++++ DATA SHOWN
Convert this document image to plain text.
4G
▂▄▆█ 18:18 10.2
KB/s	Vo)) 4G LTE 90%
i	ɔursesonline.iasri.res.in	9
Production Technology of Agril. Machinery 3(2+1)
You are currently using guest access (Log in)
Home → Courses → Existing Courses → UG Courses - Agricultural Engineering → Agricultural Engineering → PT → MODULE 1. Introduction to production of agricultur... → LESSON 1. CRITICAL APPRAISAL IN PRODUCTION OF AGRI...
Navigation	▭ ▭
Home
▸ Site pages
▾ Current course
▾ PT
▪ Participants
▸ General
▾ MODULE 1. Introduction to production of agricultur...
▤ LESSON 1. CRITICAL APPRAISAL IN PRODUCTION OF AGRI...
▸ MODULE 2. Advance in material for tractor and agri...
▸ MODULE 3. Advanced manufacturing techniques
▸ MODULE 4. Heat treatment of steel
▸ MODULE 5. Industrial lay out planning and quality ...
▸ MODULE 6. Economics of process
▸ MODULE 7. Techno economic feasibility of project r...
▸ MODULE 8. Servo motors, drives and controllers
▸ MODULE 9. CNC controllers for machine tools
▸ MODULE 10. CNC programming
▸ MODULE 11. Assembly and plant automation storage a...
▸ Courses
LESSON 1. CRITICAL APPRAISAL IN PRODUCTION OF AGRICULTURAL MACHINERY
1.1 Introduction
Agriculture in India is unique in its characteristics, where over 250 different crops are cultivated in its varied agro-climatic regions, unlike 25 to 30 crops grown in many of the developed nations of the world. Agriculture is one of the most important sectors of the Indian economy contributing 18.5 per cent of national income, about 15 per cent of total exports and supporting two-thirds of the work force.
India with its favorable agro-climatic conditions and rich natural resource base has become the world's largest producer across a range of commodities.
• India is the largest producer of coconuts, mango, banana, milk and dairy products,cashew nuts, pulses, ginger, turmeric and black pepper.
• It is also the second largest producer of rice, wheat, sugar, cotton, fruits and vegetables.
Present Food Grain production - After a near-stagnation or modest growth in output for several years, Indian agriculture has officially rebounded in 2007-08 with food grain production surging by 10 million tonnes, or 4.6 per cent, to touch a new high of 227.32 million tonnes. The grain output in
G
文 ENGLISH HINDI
++++++++
PROBLEM
Identify every line where the string "Indian" appears.

SOLUTION
Agriculture in India is unique in its characteristics, where over 250 different crops are cultivated in its varied agro-climatic regions, unlike 25 to 30 crops grown in many of the developed nations of the world. Agriculture is one of the most important sectors of the Indian economy contributing 18.5 per cent of national income, about 15 per cent of total exports and supporting two-thirds of the work force.
Present Food Grain production - After a near-stagnation or modest growth in output for several years, Indian agriculture has officially rebounded in 2007-08 with food grain production surging by 10 million tonnes, or 4.6 per cent, to touch a new high of 227.32 million tonnes. The grain output in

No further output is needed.